# [Your task]
Extract the whole listing as it stands. Do not include the pictures.

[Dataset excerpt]

-.-.-

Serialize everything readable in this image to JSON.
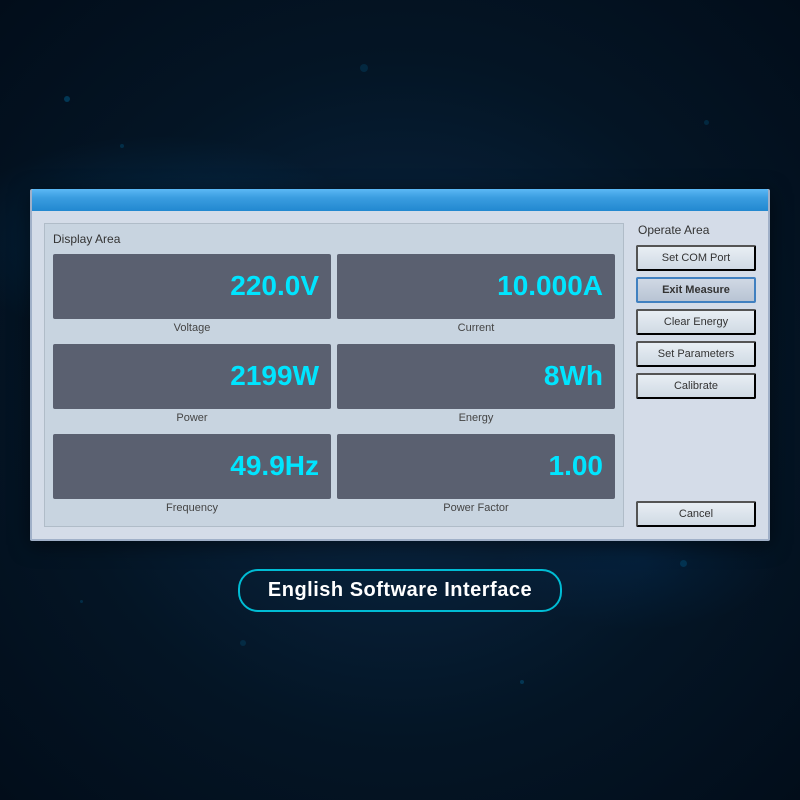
{
  "background": {
    "color": "#041525"
  },
  "dialog": {
    "display_area_title": "Display Area",
    "operate_area_title": "Operate Area",
    "metrics": [
      {
        "id": "voltage",
        "value": "220.0V",
        "label": "Voltage"
      },
      {
        "id": "current",
        "value": "10.000A",
        "label": "Current"
      },
      {
        "id": "power",
        "value": "2199W",
        "label": "Power"
      },
      {
        "id": "energy",
        "value": "8Wh",
        "label": "Energy"
      },
      {
        "id": "frequency",
        "value": "49.9Hz",
        "label": "Frequency"
      },
      {
        "id": "power-factor",
        "value": "1.00",
        "label": "Power Factor"
      }
    ],
    "buttons": [
      {
        "id": "set-com-port",
        "label": "Set COM Port",
        "active": false
      },
      {
        "id": "exit-measure",
        "label": "Exit Measure",
        "active": true
      },
      {
        "id": "clear-energy",
        "label": "Clear Energy",
        "active": false
      },
      {
        "id": "set-parameters",
        "label": "Set Parameters",
        "active": false
      },
      {
        "id": "calibrate",
        "label": "Calibrate",
        "active": false
      },
      {
        "id": "cancel",
        "label": "Cancel",
        "active": false
      }
    ]
  },
  "bottom_label": "English Software Interface"
}
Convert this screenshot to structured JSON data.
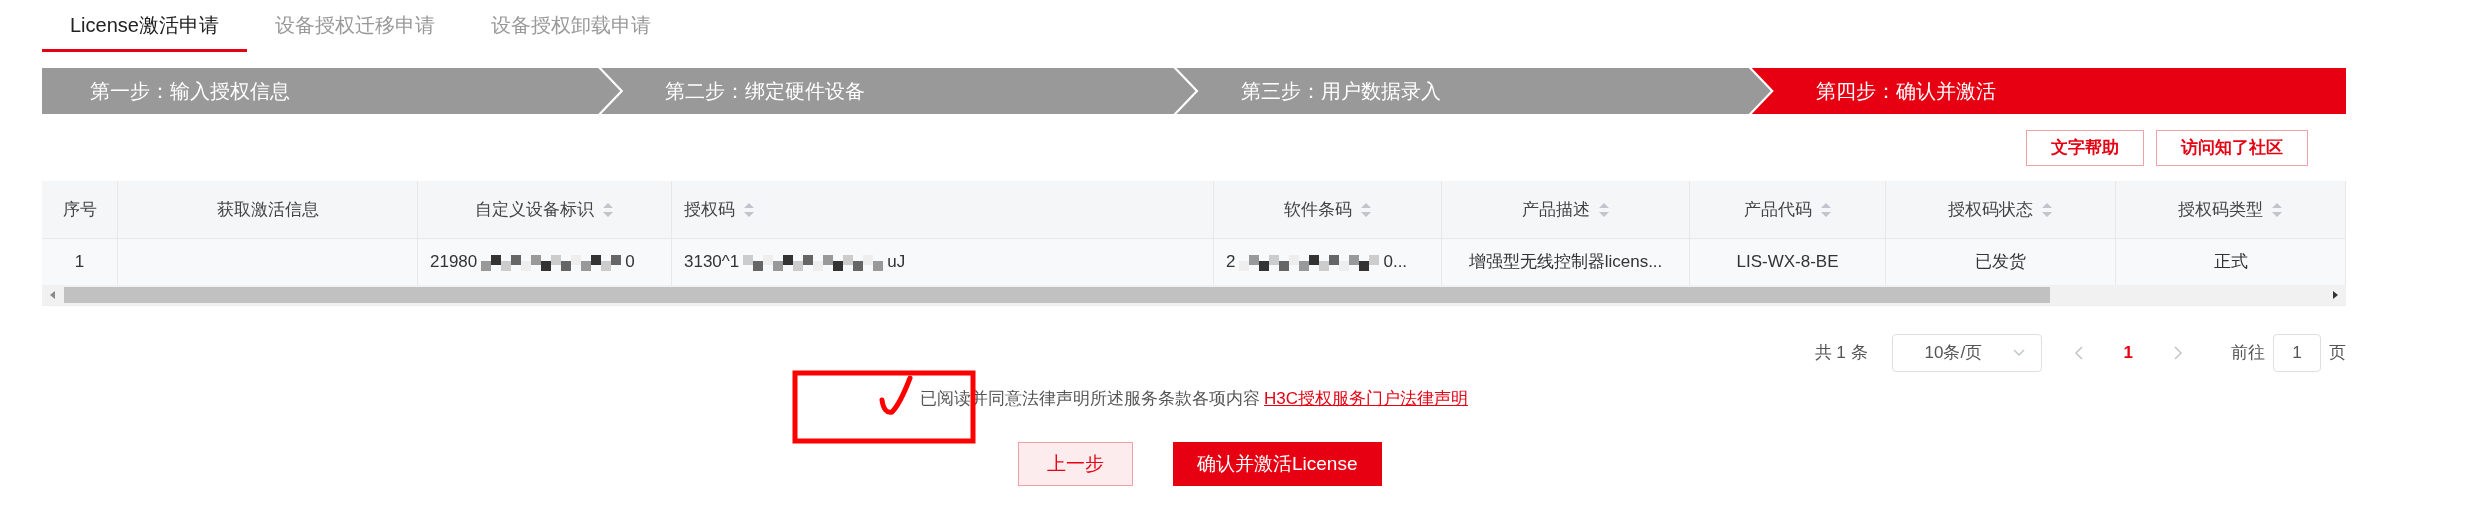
{
  "tabs": [
    {
      "label": "License激活申请",
      "selected": true
    },
    {
      "label": "设备授权迁移申请",
      "selected": false
    },
    {
      "label": "设备授权卸载申请",
      "selected": false
    }
  ],
  "steps": [
    {
      "label": "第一步：输入授权信息",
      "selected": false
    },
    {
      "label": "第二步：绑定硬件设备",
      "selected": false
    },
    {
      "label": "第三步：用户数据录入",
      "selected": false
    },
    {
      "label": "第四步：确认并激活",
      "selected": true
    }
  ],
  "help_buttons": [
    "文字帮助",
    "访问知了社区"
  ],
  "table": {
    "columns": [
      {
        "label": "序号",
        "sortable": false
      },
      {
        "label": "获取激活信息",
        "sortable": false
      },
      {
        "label": "自定义设备标识",
        "sortable": true
      },
      {
        "label": "授权码",
        "sortable": true
      },
      {
        "label": "软件条码",
        "sortable": true
      },
      {
        "label": "产品描述",
        "sortable": true
      },
      {
        "label": "产品代码",
        "sortable": true
      },
      {
        "label": "授权码状态",
        "sortable": true
      },
      {
        "label": "授权码类型",
        "sortable": true
      }
    ],
    "rows": [
      {
        "cells": [
          {
            "text": "1"
          },
          {},
          {
            "start": "21980",
            "end": "0",
            "redacted": true
          },
          {
            "start": "3130^1",
            "end": "uJ",
            "redacted": true
          },
          {
            "start": "2",
            "end": "0...",
            "redacted": true
          },
          {
            "text": "增强型无线控制器licens..."
          },
          {
            "text": "LIS-WX-8-BE"
          },
          {
            "text": "已发货"
          },
          {
            "text": "正式"
          }
        ]
      }
    ]
  },
  "pagination": {
    "total": "共 1 条",
    "page_size": "10条/页",
    "current_page": "1",
    "goto_label": "前往",
    "goto_value": "1",
    "goto_suffix": "页"
  },
  "agreement": {
    "text": "已阅读并同意法律声明所述服务条款各项内容",
    "link": "H3C授权服务门户法律声明"
  },
  "actions": [
    {
      "label": "上一步",
      "kind": "secondary"
    },
    {
      "label": "确认并激活License",
      "kind": "primary"
    }
  ]
}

-.-.-

# [Output of the task]
Serialize everything readable in this image to JSON.
{
  "background": {
    "color": "#041525"
  },
  "dialog": {
    "display_area_title": "Display Area",
    "operate_area_title": "Operate Area",
    "metrics": [
      {
        "id": "voltage",
        "value": "220.0V",
        "label": "Voltage"
      },
      {
        "id": "current",
        "value": "10.000A",
        "label": "Current"
      },
      {
        "id": "power",
        "value": "2199W",
        "label": "Power"
      },
      {
        "id": "energy",
        "value": "8Wh",
        "label": "Energy"
      },
      {
        "id": "frequency",
        "value": "49.9Hz",
        "label": "Frequency"
      },
      {
        "id": "power-factor",
        "value": "1.00",
        "label": "Power Factor"
      }
    ],
    "buttons": [
      {
        "id": "set-com-port",
        "label": "Set COM Port",
        "active": false
      },
      {
        "id": "exit-measure",
        "label": "Exit Measure",
        "active": true
      },
      {
        "id": "clear-energy",
        "label": "Clear Energy",
        "active": false
      },
      {
        "id": "set-parameters",
        "label": "Set Parameters",
        "active": false
      },
      {
        "id": "calibrate",
        "label": "Calibrate",
        "active": false
      },
      {
        "id": "cancel",
        "label": "Cancel",
        "active": false
      }
    ]
  },
  "bottom_label": "English Software Interface"
}
Convert this screenshot to structured JSON data.
{
  "tabs": [
    {
      "label": "License激活申请",
      "selected": true
    },
    {
      "label": "设备授权迁移申请",
      "selected": false
    },
    {
      "label": "设备授权卸载申请",
      "selected": false
    }
  ],
  "steps": [
    {
      "label": "第一步：输入授权信息",
      "selected": false
    },
    {
      "label": "第二步：绑定硬件设备",
      "selected": false
    },
    {
      "label": "第三步：用户数据录入",
      "selected": false
    },
    {
      "label": "第四步：确认并激活",
      "selected": true
    }
  ],
  "help_buttons": [
    "文字帮助",
    "访问知了社区"
  ],
  "table": {
    "columns": [
      {
        "label": "序号",
        "sortable": false
      },
      {
        "label": "获取激活信息",
        "sortable": false
      },
      {
        "label": "自定义设备标识",
        "sortable": true
      },
      {
        "label": "授权码",
        "sortable": true
      },
      {
        "label": "软件条码",
        "sortable": true
      },
      {
        "label": "产品描述",
        "sortable": true
      },
      {
        "label": "产品代码",
        "sortable": true
      },
      {
        "label": "授权码状态",
        "sortable": true
      },
      {
        "label": "授权码类型",
        "sortable": true
      }
    ],
    "rows": [
      {
        "cells": [
          {
            "text": "1"
          },
          {},
          {
            "start": "21980",
            "end": "0",
            "redacted": true
          },
          {
            "start": "3130^1",
            "end": "uJ",
            "redacted": true
          },
          {
            "start": "2",
            "end": "0...",
            "redacted": true
          },
          {
            "text": "增强型无线控制器licens..."
          },
          {
            "text": "LIS-WX-8-BE"
          },
          {
            "text": "已发货"
          },
          {
            "text": "正式"
          }
        ]
      }
    ]
  },
  "pagination": {
    "total": "共 1 条",
    "page_size": "10条/页",
    "current_page": "1",
    "goto_label": "前往",
    "goto_value": "1",
    "goto_suffix": "页"
  },
  "agreement": {
    "text": "已阅读并同意法律声明所述服务条款各项内容",
    "link": "H3C授权服务门户法律声明"
  },
  "actions": [
    {
      "label": "上一步",
      "kind": "secondary"
    },
    {
      "label": "确认并激活License",
      "kind": "primary"
    }
  ]
}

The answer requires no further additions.